** Instruction **
From the line with "What data populates" through the final line, transcribe the material below character for character; include no other lines.

** Information supplied **
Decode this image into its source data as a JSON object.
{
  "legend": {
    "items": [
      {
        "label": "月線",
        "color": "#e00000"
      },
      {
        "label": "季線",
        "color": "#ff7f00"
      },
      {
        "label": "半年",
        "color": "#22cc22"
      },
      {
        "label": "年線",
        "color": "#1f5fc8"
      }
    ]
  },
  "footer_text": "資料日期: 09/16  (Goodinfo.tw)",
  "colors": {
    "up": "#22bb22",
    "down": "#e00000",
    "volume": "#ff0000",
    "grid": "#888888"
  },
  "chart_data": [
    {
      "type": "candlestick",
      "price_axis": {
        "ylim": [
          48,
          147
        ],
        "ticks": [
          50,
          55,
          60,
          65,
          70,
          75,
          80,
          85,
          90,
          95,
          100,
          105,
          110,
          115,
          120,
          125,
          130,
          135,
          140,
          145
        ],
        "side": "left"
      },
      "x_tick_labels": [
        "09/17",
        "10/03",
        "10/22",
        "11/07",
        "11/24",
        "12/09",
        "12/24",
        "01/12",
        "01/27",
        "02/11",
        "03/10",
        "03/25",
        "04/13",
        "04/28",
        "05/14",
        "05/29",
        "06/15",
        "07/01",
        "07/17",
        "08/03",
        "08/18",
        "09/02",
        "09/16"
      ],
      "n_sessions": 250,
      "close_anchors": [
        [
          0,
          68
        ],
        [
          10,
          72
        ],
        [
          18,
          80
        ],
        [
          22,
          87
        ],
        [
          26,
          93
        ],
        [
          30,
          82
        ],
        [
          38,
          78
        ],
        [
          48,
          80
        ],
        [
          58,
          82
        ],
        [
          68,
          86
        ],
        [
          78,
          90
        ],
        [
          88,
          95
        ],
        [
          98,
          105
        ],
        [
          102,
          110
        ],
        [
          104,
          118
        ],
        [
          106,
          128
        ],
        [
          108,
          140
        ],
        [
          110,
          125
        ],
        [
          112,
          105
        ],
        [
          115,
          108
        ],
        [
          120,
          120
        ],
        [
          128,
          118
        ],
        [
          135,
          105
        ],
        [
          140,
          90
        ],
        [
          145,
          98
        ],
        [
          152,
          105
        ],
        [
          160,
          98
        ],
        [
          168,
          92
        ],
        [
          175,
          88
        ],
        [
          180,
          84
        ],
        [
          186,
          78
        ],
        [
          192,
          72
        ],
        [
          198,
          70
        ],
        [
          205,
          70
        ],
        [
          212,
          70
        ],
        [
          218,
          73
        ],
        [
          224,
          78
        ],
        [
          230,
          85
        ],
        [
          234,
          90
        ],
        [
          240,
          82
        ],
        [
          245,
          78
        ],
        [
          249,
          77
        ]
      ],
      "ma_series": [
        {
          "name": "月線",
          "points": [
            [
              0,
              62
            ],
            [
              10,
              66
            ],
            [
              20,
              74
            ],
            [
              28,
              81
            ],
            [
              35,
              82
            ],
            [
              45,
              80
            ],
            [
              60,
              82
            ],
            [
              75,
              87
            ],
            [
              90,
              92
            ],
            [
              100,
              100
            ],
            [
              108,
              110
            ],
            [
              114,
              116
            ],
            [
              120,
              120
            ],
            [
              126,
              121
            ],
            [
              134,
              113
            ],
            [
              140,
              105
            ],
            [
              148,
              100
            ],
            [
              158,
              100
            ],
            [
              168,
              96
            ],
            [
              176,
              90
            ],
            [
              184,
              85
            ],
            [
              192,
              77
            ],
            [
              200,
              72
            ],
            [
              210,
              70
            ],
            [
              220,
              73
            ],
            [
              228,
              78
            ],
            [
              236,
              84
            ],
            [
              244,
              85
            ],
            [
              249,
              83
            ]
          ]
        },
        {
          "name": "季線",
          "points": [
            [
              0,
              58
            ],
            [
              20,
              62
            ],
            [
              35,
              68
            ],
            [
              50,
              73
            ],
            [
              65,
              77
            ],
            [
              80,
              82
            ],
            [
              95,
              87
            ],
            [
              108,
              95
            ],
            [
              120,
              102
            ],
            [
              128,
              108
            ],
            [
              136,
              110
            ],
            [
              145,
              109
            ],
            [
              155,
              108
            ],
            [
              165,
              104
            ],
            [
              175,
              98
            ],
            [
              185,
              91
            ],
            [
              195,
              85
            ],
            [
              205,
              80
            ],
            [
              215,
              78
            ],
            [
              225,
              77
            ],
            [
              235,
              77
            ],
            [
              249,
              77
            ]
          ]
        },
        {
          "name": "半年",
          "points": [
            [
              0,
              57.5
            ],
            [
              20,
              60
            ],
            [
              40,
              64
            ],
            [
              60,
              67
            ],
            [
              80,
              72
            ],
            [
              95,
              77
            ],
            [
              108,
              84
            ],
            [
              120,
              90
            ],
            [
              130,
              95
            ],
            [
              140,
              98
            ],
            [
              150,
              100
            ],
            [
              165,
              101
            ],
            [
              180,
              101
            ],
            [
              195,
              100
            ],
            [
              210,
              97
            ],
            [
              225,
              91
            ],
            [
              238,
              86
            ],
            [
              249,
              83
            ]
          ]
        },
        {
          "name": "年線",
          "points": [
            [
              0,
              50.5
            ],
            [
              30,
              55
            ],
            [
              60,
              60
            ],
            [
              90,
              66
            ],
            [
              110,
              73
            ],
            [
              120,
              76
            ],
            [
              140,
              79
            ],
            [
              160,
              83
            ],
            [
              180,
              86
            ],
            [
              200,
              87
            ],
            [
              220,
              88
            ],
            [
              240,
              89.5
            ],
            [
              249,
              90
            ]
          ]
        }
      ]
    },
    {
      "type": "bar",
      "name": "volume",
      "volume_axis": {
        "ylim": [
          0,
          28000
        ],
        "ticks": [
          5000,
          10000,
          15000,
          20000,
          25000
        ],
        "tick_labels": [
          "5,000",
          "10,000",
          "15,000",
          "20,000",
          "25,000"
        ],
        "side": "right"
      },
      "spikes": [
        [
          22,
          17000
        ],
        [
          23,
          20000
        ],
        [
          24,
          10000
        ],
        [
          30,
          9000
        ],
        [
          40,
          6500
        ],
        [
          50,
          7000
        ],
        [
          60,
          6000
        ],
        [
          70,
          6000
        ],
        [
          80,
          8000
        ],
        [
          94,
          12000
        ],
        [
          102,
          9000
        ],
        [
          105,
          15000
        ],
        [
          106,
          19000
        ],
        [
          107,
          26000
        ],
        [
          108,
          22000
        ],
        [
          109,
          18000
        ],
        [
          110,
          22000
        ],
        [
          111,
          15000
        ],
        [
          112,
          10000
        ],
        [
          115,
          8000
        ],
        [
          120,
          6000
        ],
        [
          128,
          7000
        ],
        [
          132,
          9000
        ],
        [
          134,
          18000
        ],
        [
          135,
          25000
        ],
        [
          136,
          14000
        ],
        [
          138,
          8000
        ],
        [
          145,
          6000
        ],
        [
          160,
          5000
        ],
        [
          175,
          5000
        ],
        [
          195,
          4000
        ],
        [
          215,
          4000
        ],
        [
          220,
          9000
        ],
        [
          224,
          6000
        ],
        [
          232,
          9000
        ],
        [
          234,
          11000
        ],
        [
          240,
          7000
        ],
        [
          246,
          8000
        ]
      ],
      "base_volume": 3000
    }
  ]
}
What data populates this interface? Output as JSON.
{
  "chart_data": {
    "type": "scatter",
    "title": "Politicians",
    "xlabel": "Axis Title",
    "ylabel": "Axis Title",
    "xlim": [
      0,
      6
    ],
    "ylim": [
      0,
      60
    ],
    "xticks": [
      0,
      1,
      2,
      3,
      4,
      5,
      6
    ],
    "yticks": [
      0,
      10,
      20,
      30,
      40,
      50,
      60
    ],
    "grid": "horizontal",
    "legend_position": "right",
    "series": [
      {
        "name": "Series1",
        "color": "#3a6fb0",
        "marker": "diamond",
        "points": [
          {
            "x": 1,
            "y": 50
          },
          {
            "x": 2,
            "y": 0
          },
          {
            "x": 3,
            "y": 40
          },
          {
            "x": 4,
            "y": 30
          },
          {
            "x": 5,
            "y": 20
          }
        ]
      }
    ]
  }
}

** Solved exercise **
What data populates this interface? Output as JSON.
{
  "chart_data": {
    "type": "scatter",
    "title": "Politicians",
    "xlabel": "Axis Title",
    "ylabel": "Axis Title",
    "xlim": [
      0,
      6
    ],
    "ylim": [
      0,
      60
    ],
    "xticks": [
      0,
      1,
      2,
      3,
      4,
      5,
      6
    ],
    "yticks": [
      0,
      10,
      20,
      30,
      40,
      50,
      60
    ],
    "grid": "horizontal",
    "legend_position": "right",
    "series": [
      {
        "name": "Series1",
        "color": "#3a6fb0",
        "marker": "diamond",
        "points": [
          {
            "x": 1,
            "y": 50
          },
          {
            "x": 2,
            "y": 0
          },
          {
            "x": 3,
            "y": 40
          },
          {
            "x": 4,
            "y": 30
          },
          {
            "x": 5,
            "y": 20
          }
        ]
      }
    ]
  }
}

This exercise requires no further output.